- TASK OBJECTIVE
Take down each entry exactly as written.
================
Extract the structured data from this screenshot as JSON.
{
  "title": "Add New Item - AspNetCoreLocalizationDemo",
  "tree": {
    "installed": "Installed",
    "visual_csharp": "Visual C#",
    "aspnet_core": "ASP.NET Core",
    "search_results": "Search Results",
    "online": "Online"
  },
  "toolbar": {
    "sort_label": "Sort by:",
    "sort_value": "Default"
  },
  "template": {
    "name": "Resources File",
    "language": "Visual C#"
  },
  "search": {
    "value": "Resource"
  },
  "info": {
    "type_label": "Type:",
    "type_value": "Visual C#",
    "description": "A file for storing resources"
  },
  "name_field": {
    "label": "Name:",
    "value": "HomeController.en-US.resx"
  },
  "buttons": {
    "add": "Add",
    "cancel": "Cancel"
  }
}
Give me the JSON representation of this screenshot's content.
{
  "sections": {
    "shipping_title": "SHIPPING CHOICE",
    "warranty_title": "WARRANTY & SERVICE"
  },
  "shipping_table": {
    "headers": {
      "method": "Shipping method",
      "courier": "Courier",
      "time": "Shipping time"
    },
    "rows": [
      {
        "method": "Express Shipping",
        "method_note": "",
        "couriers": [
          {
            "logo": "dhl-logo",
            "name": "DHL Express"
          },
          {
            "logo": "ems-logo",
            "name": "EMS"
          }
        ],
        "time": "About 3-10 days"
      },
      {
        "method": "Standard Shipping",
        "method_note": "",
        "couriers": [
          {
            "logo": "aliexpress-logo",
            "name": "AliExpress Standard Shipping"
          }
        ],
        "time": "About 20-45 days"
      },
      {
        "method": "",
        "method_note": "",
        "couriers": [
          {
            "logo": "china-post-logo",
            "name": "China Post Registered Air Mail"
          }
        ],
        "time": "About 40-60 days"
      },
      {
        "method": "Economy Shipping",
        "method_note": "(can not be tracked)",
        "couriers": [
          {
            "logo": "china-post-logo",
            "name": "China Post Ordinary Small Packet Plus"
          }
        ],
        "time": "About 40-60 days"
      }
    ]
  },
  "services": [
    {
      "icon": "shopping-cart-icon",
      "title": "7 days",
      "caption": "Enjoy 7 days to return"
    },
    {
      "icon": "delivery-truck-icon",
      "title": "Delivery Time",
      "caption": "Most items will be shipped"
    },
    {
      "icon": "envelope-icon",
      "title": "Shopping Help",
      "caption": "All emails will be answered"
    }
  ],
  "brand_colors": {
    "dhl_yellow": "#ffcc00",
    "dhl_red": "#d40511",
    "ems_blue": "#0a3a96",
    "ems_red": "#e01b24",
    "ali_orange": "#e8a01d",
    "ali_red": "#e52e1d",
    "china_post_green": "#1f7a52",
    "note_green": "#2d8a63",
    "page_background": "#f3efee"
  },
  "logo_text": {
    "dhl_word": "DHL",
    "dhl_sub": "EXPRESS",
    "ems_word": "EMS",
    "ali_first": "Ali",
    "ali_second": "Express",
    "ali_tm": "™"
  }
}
================
- WRITTEN REPLY
Extract the structured data from this screenshot as JSON.
{
  "title": "Add New Item - AspNetCoreLocalizationDemo",
  "tree": {
    "installed": "Installed",
    "visual_csharp": "Visual C#",
    "aspnet_core": "ASP.NET Core",
    "search_results": "Search Results",
    "online": "Online"
  },
  "toolbar": {
    "sort_label": "Sort by:",
    "sort_value": "Default"
  },
  "template": {
    "name": "Resources File",
    "language": "Visual C#"
  },
  "search": {
    "value": "Resource"
  },
  "info": {
    "type_label": "Type:",
    "type_value": "Visual C#",
    "description": "A file for storing resources"
  },
  "name_field": {
    "label": "Name:",
    "value": "HomeController.en-US.resx"
  },
  "buttons": {
    "add": "Add",
    "cancel": "Cancel"
  }
}
Give me the JSON representation of this screenshot's content.
{
  "sections": {
    "shipping_title": "SHIPPING CHOICE",
    "warranty_title": "WARRANTY & SERVICE"
  },
  "shipping_table": {
    "headers": {
      "method": "Shipping method",
      "courier": "Courier",
      "time": "Shipping time"
    },
    "rows": [
      {
        "method": "Express Shipping",
        "method_note": "",
        "couriers": [
          {
            "logo": "dhl-logo",
            "name": "DHL Express"
          },
          {
            "logo": "ems-logo",
            "name": "EMS"
          }
        ],
        "time": "About 3-10 days"
      },
      {
        "method": "Standard Shipping",
        "method_note": "",
        "couriers": [
          {
            "logo": "aliexpress-logo",
            "name": "AliExpress Standard Shipping"
          }
        ],
        "time": "About 20-45 days"
      },
      {
        "method": "",
        "method_note": "",
        "couriers": [
          {
            "logo": "china-post-logo",
            "name": "China Post Registered Air Mail"
          }
        ],
        "time": "About 40-60 days"
      },
      {
        "method": "Economy Shipping",
        "method_note": "(can not be tracked)",
        "couriers": [
          {
            "logo": "china-post-logo",
            "name": "China Post Ordinary Small Packet Plus"
          }
        ],
        "time": "About 40-60 days"
      }
    ]
  },
  "services": [
    {
      "icon": "shopping-cart-icon",
      "title": "7 days",
      "caption": "Enjoy 7 days to return"
    },
    {
      "icon": "delivery-truck-icon",
      "title": "Delivery Time",
      "caption": "Most items will be shipped"
    },
    {
      "icon": "envelope-icon",
      "title": "Shopping Help",
      "caption": "All emails will be answered"
    }
  ],
  "brand_colors": {
    "dhl_yellow": "#ffcc00",
    "dhl_red": "#d40511",
    "ems_blue": "#0a3a96",
    "ems_red": "#e01b24",
    "ali_orange": "#e8a01d",
    "ali_red": "#e52e1d",
    "china_post_green": "#1f7a52",
    "note_green": "#2d8a63",
    "page_background": "#f3efee"
  },
  "logo_text": {
    "dhl_word": "DHL",
    "dhl_sub": "EXPRESS",
    "ems_word": "EMS",
    "ali_first": "Ali",
    "ali_second": "Express",
    "ali_tm": "™"
  }
}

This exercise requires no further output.